Quote the records that follow in full, leaving the pictures out.

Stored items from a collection
[start]

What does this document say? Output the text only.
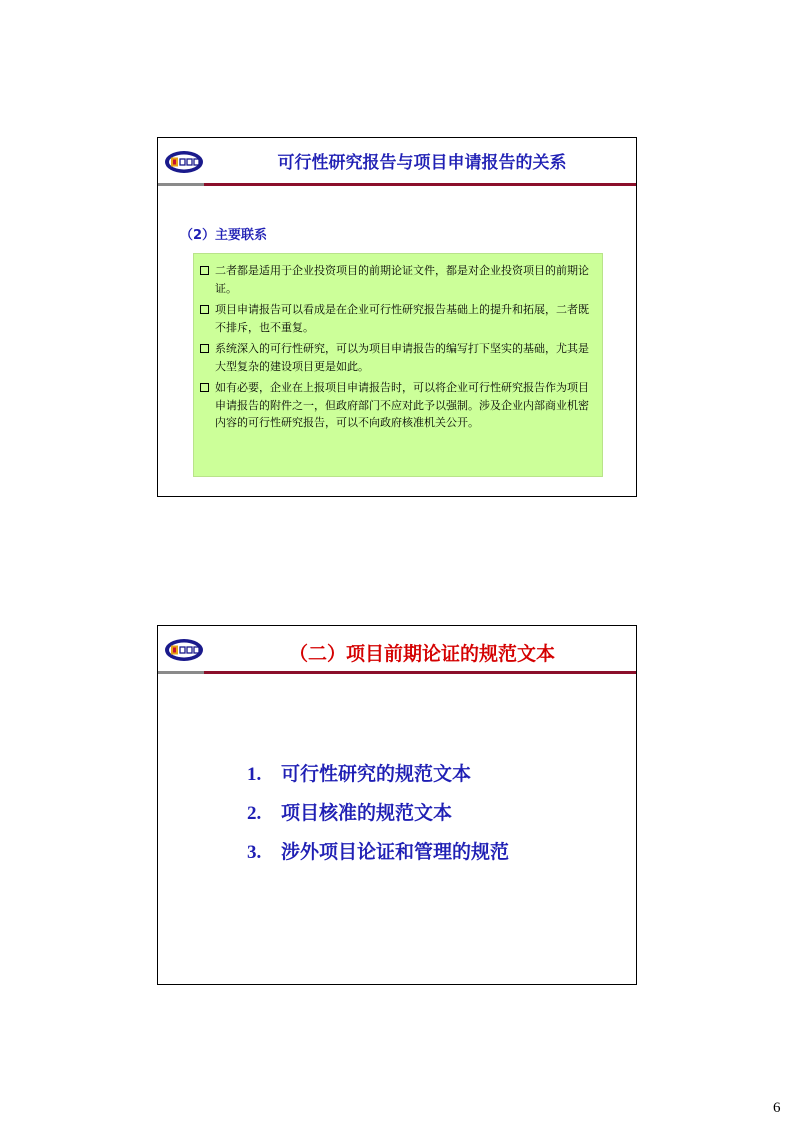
可行性研究报告与项目申请报告的关系
（2）主要联系
二者都是适用于企业投资项目的前期论证文件，都是对企业投资项目的前期论证。
项目申请报告可以看成是在企业可行性研究报告基础上的提升和拓展，二者既不排斥，也不重复。
系统深入的可行性研究，可以为项目申请报告的编写打下坚实的基础，尤其是大型复杂的建设项目更是如此。
如有必要，企业在上报项目申请报告时，可以将企业可行性研究报告作为项目申请报告的附件之一，但政府部门不应对此予以强制。涉及企业内部商业机密内容的可行性研究报告，可以不向政府核准机关公开。
（二）项目前期论证的规范文本
1.	可行性研究的规范文本
2.	项目核准的规范文本
3.	涉外项目论证和管理的规范
6
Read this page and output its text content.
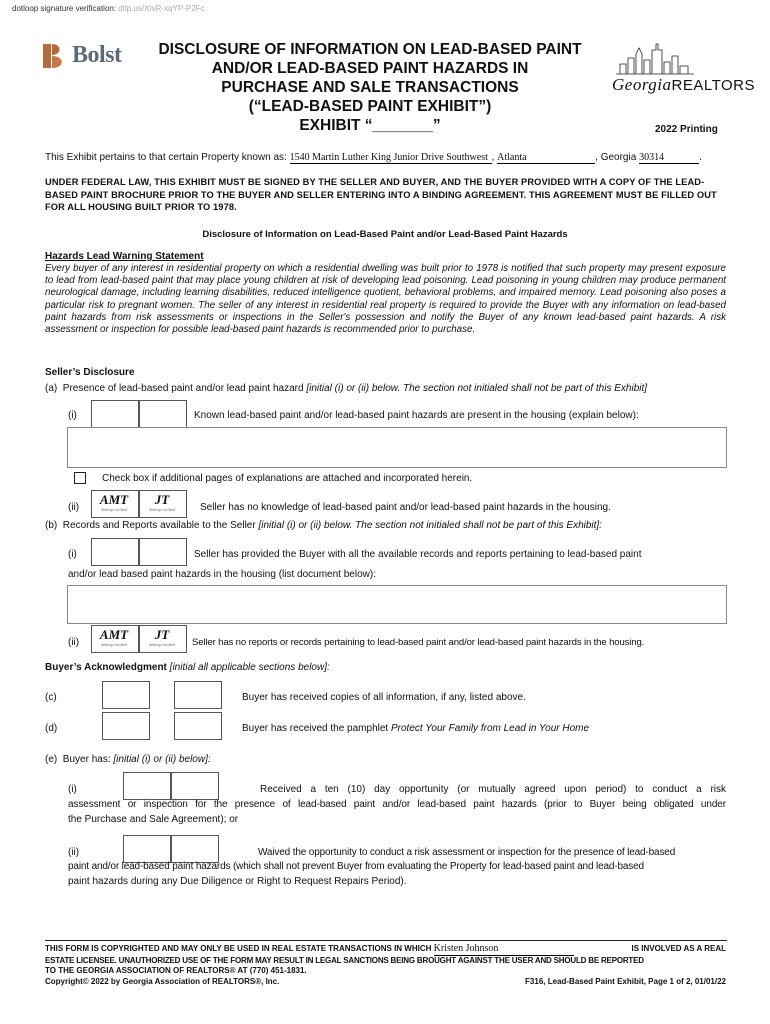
dotloop signature verification: dtlp.us/XtsR-xqYP-P2Fc
Bolst	DISCLOSURE OF INFORMATION ON LEAD-BASED PAINT
AND/OR LEAD-BASED PAINT HAZARDS IN
PURCHASE AND SALE TRANSACTIONS
(“LEAD-BASED PAINT EXHIBIT”)
EXHIBIT “_______”
GeorgiaREALTORS
2022 Printing
This Exhibit pertains to that certain Property known as: 1540 Martin Luther King Junior Drive Southwest , Atlanta	, Georgia 30314	.
UNDER FEDERAL LAW, THIS EXHIBIT MUST BE SIGNED BY THE SELLER AND BUYER, AND THE BUYER PROVIDED WITH A COPY OF THE LEAD-BASED PAINT BROCHURE PRIOR TO THE BUYER AND SELLER ENTERING INTO A BINDING AGREEMENT. THIS AGREEMENT MUST BE FILLED OUT FOR ALL HOUSING BUILT PRIOR TO 1978.
Disclosure of Information on Lead-Based Paint and/or Lead-Based Paint Hazards
Hazards Lead Warning Statement
Every buyer of any interest in residential property on which a residential dwelling was built prior to 1978 is notified that such property may present exposure to lead from lead-based paint that may place young children at risk of developing lead poisoning. Lead poisoning in young children may produce permanent neurological damage, including learning disabilities, reduced intelligence quotient, behavioral problems, and impaired memory. Lead poisoning also poses a particular risk to pregnant women. The seller of any interest in residential real property is required to provide the Buyer with any information on lead-based paint hazards from risk assessments or inspections in the Seller's possession and notify the Buyer of any known lead-based paint hazards. A risk assessment or inspection for possible lead-based paint hazards is recommended prior to purchase.
Seller’s Disclosure
(a) Presence of lead-based paint and/or lead paint hazard [initial (i) or (ii) below. The section not initialed shall not be part of this Exhibit]
(i)	Known lead-based paint and/or lead-based paint hazards are present in the housing (explain below):
Check box if additional pages of explanations are attached and incorporated herein.
(ii)
AMT
dotloop verified
JT
dotloop verified	Seller has no knowledge of lead-based paint and/or lead-based paint hazards in the housing.
(b) Records and Reports available to the Seller [initial (i) or (ii) below. The section not initialed shall not be part of this Exhibit]:
(i)	Seller has provided the Buyer with all the available records and reports pertaining to lead-based paint
and/or lead based paint hazards in the housing (list document below):
(ii)
AMT
dotloop verified
JT
dotloop verified	Seller has no reports or records pertaining to lead-based paint and/or lead-based paint hazards in the housing.
Buyer’s Acknowledgment [initial all applicable sections below]:
(c)	Buyer has received copies of all information, if any, listed above.
(d)	Buyer has received the pamphlet Protect Your Family from Lead in Your Home
(e) Buyer has: [initial (i) or (ii) below]:
(i)	Received a ten (10) day opportunity (or mutually agreed upon period) to conduct a risk
assessment or inspection for the presence of lead-based paint and/or lead-based paint hazards (prior to Buyer being obligated under
the Purchase and Sale Agreement); or
(ii)	Waived the opportunity to conduct a risk assessment or inspection for the presence of lead-based
paint and/or lead-based paint hazards (which shall not prevent Buyer from evaluating the Property for lead-based paint and lead-based
paint hazards during any Due Diligence or Right to Request Repairs Period).
THIS FORM IS COPYRIGHTED AND MAY ONLY BE USED IN REAL ESTATE TRANSACTIONS IN WHICH Kristen Johnson	IS INVOLVED AS A REAL
ESTATE LICENSEE. UNAUTHORIZED USE OF THE FORM MAY RESULT IN LEGAL SANCTIONS BEING BROUGHT AGAINST THE USER AND SHOULD BE REPORTED
TO THE GEORGIA ASSOCIATION OF REALTORS® AT (770) 451-1831.
Copyright© 2022 by Georgia Association of REALTORS®, Inc.	F316, Lead-Based Paint Exhibit, Page 1 of 2, 01/01/22
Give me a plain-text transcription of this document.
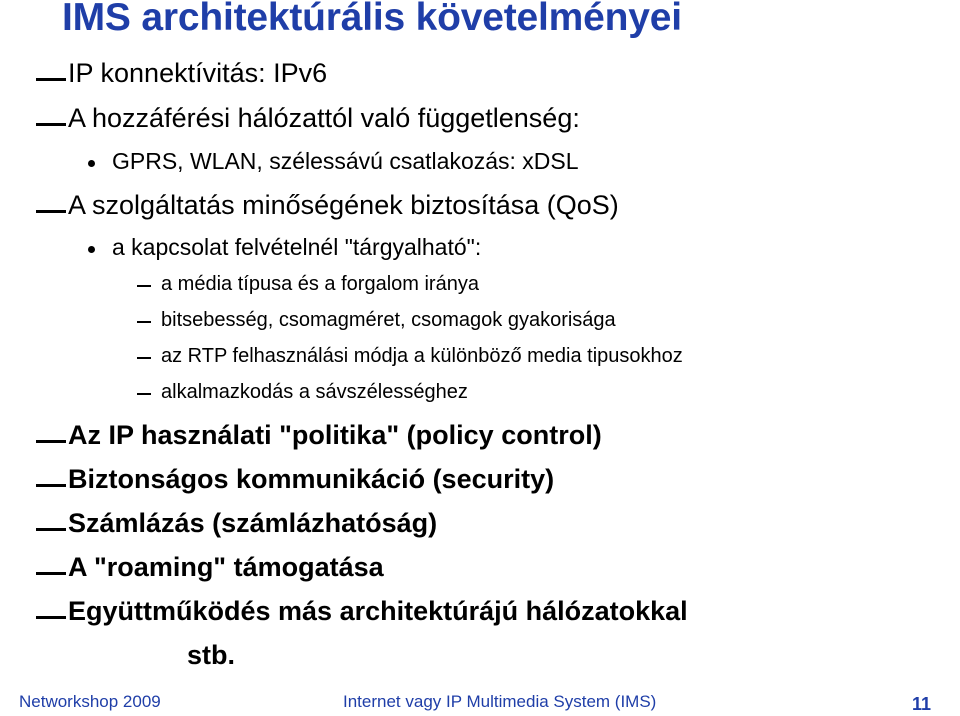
IMS architektúrális követelményei
IP konnektívitás: IPv6
A hozzáférési hálózattól való függetlenség:
GPRS, WLAN, szélessávú csatlakozás: xDSL
A szolgáltatás minőségének biztosítása (QoS)
a kapcsolat felvételnél "tárgyalható":
a média típusa és a forgalom iránya
bitsebesség, csomagméret, csomagok gyakorisága
az RTP felhasználási módja a különböző media tipusokhoz
alkalmazkodás a sávszélességhez
Az IP használati "politika" (policy control)
Biztonságos kommunikáció (security)
Számlázás (számlázhatóság)
A "roaming" támogatása
Együttműködés más architektúrájú hálózatokkal
stb.
Networkshop 2009	Internet vagy IP Multimedia System (IMS)	11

[end]

_CORRECT RESULT_.
What does this document say? Output the text only.
可行性研究报告与项目申请报告的关系
（2）主要联系
二者都是适用于企业投资项目的前期论证文件，都是对企业投资项目的前期论证。
项目申请报告可以看成是在企业可行性研究报告基础上的提升和拓展，二者既不排斥，也不重复。
系统深入的可行性研究，可以为项目申请报告的编写打下坚实的基础，尤其是大型复杂的建设项目更是如此。
如有必要，企业在上报项目申请报告时，可以将企业可行性研究报告作为项目申请报告的附件之一，但政府部门不应对此予以强制。涉及企业内部商业机密内容的可行性研究报告，可以不向政府核准机关公开。
（二）项目前期论证的规范文本
1.	可行性研究的规范文本
2.	项目核准的规范文本
3.	涉外项目论证和管理的规范
6
Read this page and output its text content.
dotloop signature verification: dtlp.us/XtsR-xqYP-P2Fc
Bolst	DISCLOSURE OF INFORMATION ON LEAD-BASED PAINT
AND/OR LEAD-BASED PAINT HAZARDS IN
PURCHASE AND SALE TRANSACTIONS
(“LEAD-BASED PAINT EXHIBIT”)
EXHIBIT “_______”
GeorgiaREALTORS
2022 Printing
This Exhibit pertains to that certain Property known as: 1540 Martin Luther King Junior Drive Southwest , Atlanta	, Georgia 30314	.
UNDER FEDERAL LAW, THIS EXHIBIT MUST BE SIGNED BY THE SELLER AND BUYER, AND THE BUYER PROVIDED WITH A COPY OF THE LEAD-BASED PAINT BROCHURE PRIOR TO THE BUYER AND SELLER ENTERING INTO A BINDING AGREEMENT. THIS AGREEMENT MUST BE FILLED OUT FOR ALL HOUSING BUILT PRIOR TO 1978.
Disclosure of Information on Lead-Based Paint and/or Lead-Based Paint Hazards
Hazards Lead Warning Statement
Every buyer of any interest in residential property on which a residential dwelling was built prior to 1978 is notified that such property may present exposure to lead from lead-based paint that may place young children at risk of developing lead poisoning. Lead poisoning in young children may produce permanent neurological damage, including learning disabilities, reduced intelligence quotient, behavioral problems, and impaired memory. Lead poisoning also poses a particular risk to pregnant women. The seller of any interest in residential real property is required to provide the Buyer with any information on lead-based paint hazards from risk assessments or inspections in the Seller's possession and notify the Buyer of any known lead-based paint hazards. A risk assessment or inspection for possible lead-based paint hazards is recommended prior to purchase.
Seller’s Disclosure
(a) Presence of lead-based paint and/or lead paint hazard [initial (i) or (ii) below. The section not initialed shall not be part of this Exhibit]
(i)	Known lead-based paint and/or lead-based paint hazards are present in the housing (explain below):
Check box if additional pages of explanations are attached and incorporated herein.
(ii)
AMT
dotloop verified
JT
dotloop verified	Seller has no knowledge of lead-based paint and/or lead-based paint hazards in the housing.
(b) Records and Reports available to the Seller [initial (i) or (ii) below. The section not initialed shall not be part of this Exhibit]:
(i)	Seller has provided the Buyer with all the available records and reports pertaining to lead-based paint
and/or lead based paint hazards in the housing (list document below):
(ii)
AMT
dotloop verified
JT
dotloop verified	Seller has no reports or records pertaining to lead-based paint and/or lead-based paint hazards in the housing.
Buyer’s Acknowledgment [initial all applicable sections below]:
(c)	Buyer has received copies of all information, if any, listed above.
(d)	Buyer has received the pamphlet Protect Your Family from Lead in Your Home
(e) Buyer has: [initial (i) or (ii) below]:
(i)	Received a ten (10) day opportunity (or mutually agreed upon period) to conduct a risk
assessment or inspection for the presence of lead-based paint and/or lead-based paint hazards (prior to Buyer being obligated under
the Purchase and Sale Agreement); or
(ii)	Waived the opportunity to conduct a risk assessment or inspection for the presence of lead-based
paint and/or lead-based paint hazards (which shall not prevent Buyer from evaluating the Property for lead-based paint and lead-based
paint hazards during any Due Diligence or Right to Request Repairs Period).
THIS FORM IS COPYRIGHTED AND MAY ONLY BE USED IN REAL ESTATE TRANSACTIONS IN WHICH Kristen Johnson	IS INVOLVED AS A REAL
ESTATE LICENSEE. UNAUTHORIZED USE OF THE FORM MAY RESULT IN LEGAL SANCTIONS BEING BROUGHT AGAINST THE USER AND SHOULD BE REPORTED
TO THE GEORGIA ASSOCIATION OF REALTORS® AT (770) 451-1831.
Copyright© 2022 by Georgia Association of REALTORS®, Inc.	F316, Lead-Based Paint Exhibit, Page 1 of 2, 01/01/22
Give me a plain-text transcription of this document.
IMS architektúrális követelményei
IP konnektívitás: IPv6
A hozzáférési hálózattól való függetlenség:
GPRS, WLAN, szélessávú csatlakozás: xDSL
A szolgáltatás minőségének biztosítása (QoS)
a kapcsolat felvételnél "tárgyalható":
a média típusa és a forgalom iránya
bitsebesség, csomagméret, csomagok gyakorisága
az RTP felhasználási módja a különböző media tipusokhoz
alkalmazkodás a sávszélességhez
Az IP használati "politika" (policy control)
Biztonságos kommunikáció (security)
Számlázás (számlázhatóság)
A "roaming" támogatása
Együttműködés más architektúrájú hálózatokkal
stb.
Networkshop 2009	Internet vagy IP Multimedia System (IMS)	11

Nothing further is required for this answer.